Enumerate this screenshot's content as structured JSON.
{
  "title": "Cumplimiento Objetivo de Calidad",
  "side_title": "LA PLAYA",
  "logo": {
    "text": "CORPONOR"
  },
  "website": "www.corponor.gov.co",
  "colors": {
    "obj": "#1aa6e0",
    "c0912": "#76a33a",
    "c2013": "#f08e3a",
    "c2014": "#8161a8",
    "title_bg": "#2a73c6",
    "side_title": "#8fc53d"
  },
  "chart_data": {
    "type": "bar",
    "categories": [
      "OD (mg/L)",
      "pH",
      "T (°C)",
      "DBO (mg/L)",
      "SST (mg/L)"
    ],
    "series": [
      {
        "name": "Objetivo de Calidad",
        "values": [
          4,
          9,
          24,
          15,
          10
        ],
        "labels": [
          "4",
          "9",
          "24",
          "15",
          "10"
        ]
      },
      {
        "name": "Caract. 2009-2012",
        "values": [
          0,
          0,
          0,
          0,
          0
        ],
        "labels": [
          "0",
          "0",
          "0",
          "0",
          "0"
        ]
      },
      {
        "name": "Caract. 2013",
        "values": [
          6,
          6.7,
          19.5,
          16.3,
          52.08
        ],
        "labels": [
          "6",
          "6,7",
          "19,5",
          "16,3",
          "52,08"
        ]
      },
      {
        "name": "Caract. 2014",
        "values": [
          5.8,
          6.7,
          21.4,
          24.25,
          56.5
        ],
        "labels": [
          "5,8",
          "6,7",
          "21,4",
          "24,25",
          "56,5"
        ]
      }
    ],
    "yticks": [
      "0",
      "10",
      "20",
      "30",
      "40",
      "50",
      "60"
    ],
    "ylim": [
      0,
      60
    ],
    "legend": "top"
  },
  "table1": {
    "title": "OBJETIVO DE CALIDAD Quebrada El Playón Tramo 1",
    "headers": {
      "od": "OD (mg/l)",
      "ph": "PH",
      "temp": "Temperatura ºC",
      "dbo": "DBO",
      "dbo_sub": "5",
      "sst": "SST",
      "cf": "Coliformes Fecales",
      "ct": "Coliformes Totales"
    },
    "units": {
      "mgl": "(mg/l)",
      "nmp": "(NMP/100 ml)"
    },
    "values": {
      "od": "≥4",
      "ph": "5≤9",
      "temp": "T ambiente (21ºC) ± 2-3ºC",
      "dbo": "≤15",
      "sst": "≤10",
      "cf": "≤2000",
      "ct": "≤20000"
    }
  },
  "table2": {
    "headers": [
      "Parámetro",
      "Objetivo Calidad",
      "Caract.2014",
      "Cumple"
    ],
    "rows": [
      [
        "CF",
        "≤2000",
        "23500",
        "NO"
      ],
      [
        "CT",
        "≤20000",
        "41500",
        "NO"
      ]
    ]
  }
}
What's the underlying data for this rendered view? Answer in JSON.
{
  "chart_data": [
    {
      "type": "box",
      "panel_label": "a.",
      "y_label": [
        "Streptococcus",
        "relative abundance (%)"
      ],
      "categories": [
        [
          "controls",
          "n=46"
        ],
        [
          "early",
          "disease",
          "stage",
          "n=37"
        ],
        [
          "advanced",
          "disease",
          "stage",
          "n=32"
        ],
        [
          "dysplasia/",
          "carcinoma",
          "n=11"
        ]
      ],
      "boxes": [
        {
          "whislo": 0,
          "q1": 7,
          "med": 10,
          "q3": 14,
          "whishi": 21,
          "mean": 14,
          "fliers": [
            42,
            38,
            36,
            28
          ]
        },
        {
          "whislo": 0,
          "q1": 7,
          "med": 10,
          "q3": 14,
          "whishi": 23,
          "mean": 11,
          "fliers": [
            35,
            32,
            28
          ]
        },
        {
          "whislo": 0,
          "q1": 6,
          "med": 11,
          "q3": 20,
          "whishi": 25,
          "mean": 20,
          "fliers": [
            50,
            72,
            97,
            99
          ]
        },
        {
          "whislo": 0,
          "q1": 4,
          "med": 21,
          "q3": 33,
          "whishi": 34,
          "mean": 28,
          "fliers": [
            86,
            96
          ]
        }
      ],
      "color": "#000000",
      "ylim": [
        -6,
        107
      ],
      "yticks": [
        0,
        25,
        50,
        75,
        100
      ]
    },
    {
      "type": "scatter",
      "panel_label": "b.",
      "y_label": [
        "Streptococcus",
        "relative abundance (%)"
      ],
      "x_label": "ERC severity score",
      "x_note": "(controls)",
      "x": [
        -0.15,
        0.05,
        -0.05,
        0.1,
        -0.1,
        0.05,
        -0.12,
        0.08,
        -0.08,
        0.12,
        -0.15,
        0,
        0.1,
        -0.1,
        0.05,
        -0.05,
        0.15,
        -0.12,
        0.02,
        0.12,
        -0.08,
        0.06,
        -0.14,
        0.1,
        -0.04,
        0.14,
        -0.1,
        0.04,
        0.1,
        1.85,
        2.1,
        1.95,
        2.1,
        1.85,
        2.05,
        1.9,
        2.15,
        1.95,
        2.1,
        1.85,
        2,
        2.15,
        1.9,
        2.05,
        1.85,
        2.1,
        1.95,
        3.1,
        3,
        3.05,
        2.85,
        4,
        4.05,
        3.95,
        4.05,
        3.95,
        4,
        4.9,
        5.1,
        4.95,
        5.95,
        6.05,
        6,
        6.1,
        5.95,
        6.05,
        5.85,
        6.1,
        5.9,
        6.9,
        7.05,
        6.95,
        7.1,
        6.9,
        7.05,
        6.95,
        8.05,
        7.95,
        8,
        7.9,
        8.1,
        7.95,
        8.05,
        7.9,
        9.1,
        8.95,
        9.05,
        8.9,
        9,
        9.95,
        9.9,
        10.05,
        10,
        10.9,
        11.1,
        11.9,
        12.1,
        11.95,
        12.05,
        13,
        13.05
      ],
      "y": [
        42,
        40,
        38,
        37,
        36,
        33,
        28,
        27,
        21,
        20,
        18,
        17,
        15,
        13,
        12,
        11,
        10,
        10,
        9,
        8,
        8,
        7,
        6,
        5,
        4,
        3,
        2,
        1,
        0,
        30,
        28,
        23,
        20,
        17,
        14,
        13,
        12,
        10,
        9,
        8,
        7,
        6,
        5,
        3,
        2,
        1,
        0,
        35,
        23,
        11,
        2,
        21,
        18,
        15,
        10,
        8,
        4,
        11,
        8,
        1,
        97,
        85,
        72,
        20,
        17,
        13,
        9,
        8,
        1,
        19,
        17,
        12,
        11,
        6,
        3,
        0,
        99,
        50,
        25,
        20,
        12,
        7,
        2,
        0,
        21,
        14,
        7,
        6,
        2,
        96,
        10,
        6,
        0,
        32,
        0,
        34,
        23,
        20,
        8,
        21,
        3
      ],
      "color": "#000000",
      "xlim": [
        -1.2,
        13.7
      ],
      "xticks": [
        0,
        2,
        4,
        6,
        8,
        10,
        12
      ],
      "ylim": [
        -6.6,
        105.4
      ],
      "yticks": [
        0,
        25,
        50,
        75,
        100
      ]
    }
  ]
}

^^^^^^^^

■ **WHAT IS REQUIRED**
Output each record precisely as given.

■ **SOLUTION FOR THIS EXERCISE**
Enumerate this screenshot's content as structured JSON.
{
  "title": "Cumplimiento Objetivo de Calidad",
  "side_title": "LA PLAYA",
  "logo": {
    "text": "CORPONOR"
  },
  "website": "www.corponor.gov.co",
  "colors": {
    "obj": "#1aa6e0",
    "c0912": "#76a33a",
    "c2013": "#f08e3a",
    "c2014": "#8161a8",
    "title_bg": "#2a73c6",
    "side_title": "#8fc53d"
  },
  "chart_data": {
    "type": "bar",
    "categories": [
      "OD (mg/L)",
      "pH",
      "T (°C)",
      "DBO (mg/L)",
      "SST (mg/L)"
    ],
    "series": [
      {
        "name": "Objetivo de Calidad",
        "values": [
          4,
          9,
          24,
          15,
          10
        ],
        "labels": [
          "4",
          "9",
          "24",
          "15",
          "10"
        ]
      },
      {
        "name": "Caract. 2009-2012",
        "values": [
          0,
          0,
          0,
          0,
          0
        ],
        "labels": [
          "0",
          "0",
          "0",
          "0",
          "0"
        ]
      },
      {
        "name": "Caract. 2013",
        "values": [
          6,
          6.7,
          19.5,
          16.3,
          52.08
        ],
        "labels": [
          "6",
          "6,7",
          "19,5",
          "16,3",
          "52,08"
        ]
      },
      {
        "name": "Caract. 2014",
        "values": [
          5.8,
          6.7,
          21.4,
          24.25,
          56.5
        ],
        "labels": [
          "5,8",
          "6,7",
          "21,4",
          "24,25",
          "56,5"
        ]
      }
    ],
    "yticks": [
      "0",
      "10",
      "20",
      "30",
      "40",
      "50",
      "60"
    ],
    "ylim": [
      0,
      60
    ],
    "legend": "top"
  },
  "table1": {
    "title": "OBJETIVO DE CALIDAD Quebrada El Playón Tramo 1",
    "headers": {
      "od": "OD (mg/l)",
      "ph": "PH",
      "temp": "Temperatura ºC",
      "dbo": "DBO",
      "dbo_sub": "5",
      "sst": "SST",
      "cf": "Coliformes Fecales",
      "ct": "Coliformes Totales"
    },
    "units": {
      "mgl": "(mg/l)",
      "nmp": "(NMP/100 ml)"
    },
    "values": {
      "od": "≥4",
      "ph": "5≤9",
      "temp": "T ambiente (21ºC) ± 2-3ºC",
      "dbo": "≤15",
      "sst": "≤10",
      "cf": "≤2000",
      "ct": "≤20000"
    }
  },
  "table2": {
    "headers": [
      "Parámetro",
      "Objetivo Calidad",
      "Caract.2014",
      "Cumple"
    ],
    "rows": [
      [
        "CF",
        "≤2000",
        "23500",
        "NO"
      ],
      [
        "CT",
        "≤20000",
        "41500",
        "NO"
      ]
    ]
  }
}
What's the underlying data for this rendered view? Answer in JSON.
{
  "chart_data": [
    {
      "type": "box",
      "panel_label": "a.",
      "y_label": [
        "Streptococcus",
        "relative abundance (%)"
      ],
      "categories": [
        [
          "controls",
          "n=46"
        ],
        [
          "early",
          "disease",
          "stage",
          "n=37"
        ],
        [
          "advanced",
          "disease",
          "stage",
          "n=32"
        ],
        [
          "dysplasia/",
          "carcinoma",
          "n=11"
        ]
      ],
      "boxes": [
        {
          "whislo": 0,
          "q1": 7,
          "med": 10,
          "q3": 14,
          "whishi": 21,
          "mean": 14,
          "fliers": [
            42,
            38,
            36,
            28
          ]
        },
        {
          "whislo": 0,
          "q1": 7,
          "med": 10,
          "q3": 14,
          "whishi": 23,
          "mean": 11,
          "fliers": [
            35,
            32,
            28
          ]
        },
        {
          "whislo": 0,
          "q1": 6,
          "med": 11,
          "q3": 20,
          "whishi": 25,
          "mean": 20,
          "fliers": [
            50,
            72,
            97,
            99
          ]
        },
        {
          "whislo": 0,
          "q1": 4,
          "med": 21,
          "q3": 33,
          "whishi": 34,
          "mean": 28,
          "fliers": [
            86,
            96
          ]
        }
      ],
      "color": "#000000",
      "ylim": [
        -6,
        107
      ],
      "yticks": [
        0,
        25,
        50,
        75,
        100
      ]
    },
    {
      "type": "scatter",
      "panel_label": "b.",
      "y_label": [
        "Streptococcus",
        "relative abundance (%)"
      ],
      "x_label": "ERC severity score",
      "x_note": "(controls)",
      "x": [
        -0.15,
        0.05,
        -0.05,
        0.1,
        -0.1,
        0.05,
        -0.12,
        0.08,
        -0.08,
        0.12,
        -0.15,
        0,
        0.1,
        -0.1,
        0.05,
        -0.05,
        0.15,
        -0.12,
        0.02,
        0.12,
        -0.08,
        0.06,
        -0.14,
        0.1,
        -0.04,
        0.14,
        -0.1,
        0.04,
        0.1,
        1.85,
        2.1,
        1.95,
        2.1,
        1.85,
        2.05,
        1.9,
        2.15,
        1.95,
        2.1,
        1.85,
        2,
        2.15,
        1.9,
        2.05,
        1.85,
        2.1,
        1.95,
        3.1,
        3,
        3.05,
        2.85,
        4,
        4.05,
        3.95,
        4.05,
        3.95,
        4,
        4.9,
        5.1,
        4.95,
        5.95,
        6.05,
        6,
        6.1,
        5.95,
        6.05,
        5.85,
        6.1,
        5.9,
        6.9,
        7.05,
        6.95,
        7.1,
        6.9,
        7.05,
        6.95,
        8.05,
        7.95,
        8,
        7.9,
        8.1,
        7.95,
        8.05,
        7.9,
        9.1,
        8.95,
        9.05,
        8.9,
        9,
        9.95,
        9.9,
        10.05,
        10,
        10.9,
        11.1,
        11.9,
        12.1,
        11.95,
        12.05,
        13,
        13.05
      ],
      "y": [
        42,
        40,
        38,
        37,
        36,
        33,
        28,
        27,
        21,
        20,
        18,
        17,
        15,
        13,
        12,
        11,
        10,
        10,
        9,
        8,
        8,
        7,
        6,
        5,
        4,
        3,
        2,
        1,
        0,
        30,
        28,
        23,
        20,
        17,
        14,
        13,
        12,
        10,
        9,
        8,
        7,
        6,
        5,
        3,
        2,
        1,
        0,
        35,
        23,
        11,
        2,
        21,
        18,
        15,
        10,
        8,
        4,
        11,
        8,
        1,
        97,
        85,
        72,
        20,
        17,
        13,
        9,
        8,
        1,
        19,
        17,
        12,
        11,
        6,
        3,
        0,
        99,
        50,
        25,
        20,
        12,
        7,
        2,
        0,
        21,
        14,
        7,
        6,
        2,
        96,
        10,
        6,
        0,
        32,
        0,
        34,
        23,
        20,
        8,
        21,
        3
      ],
      "color": "#000000",
      "xlim": [
        -1.2,
        13.7
      ],
      "xticks": [
        0,
        2,
        4,
        6,
        8,
        10,
        12
      ],
      "ylim": [
        -6.6,
        105.4
      ],
      "yticks": [
        0,
        25,
        50,
        75,
        100
      ]
    }
  ]
}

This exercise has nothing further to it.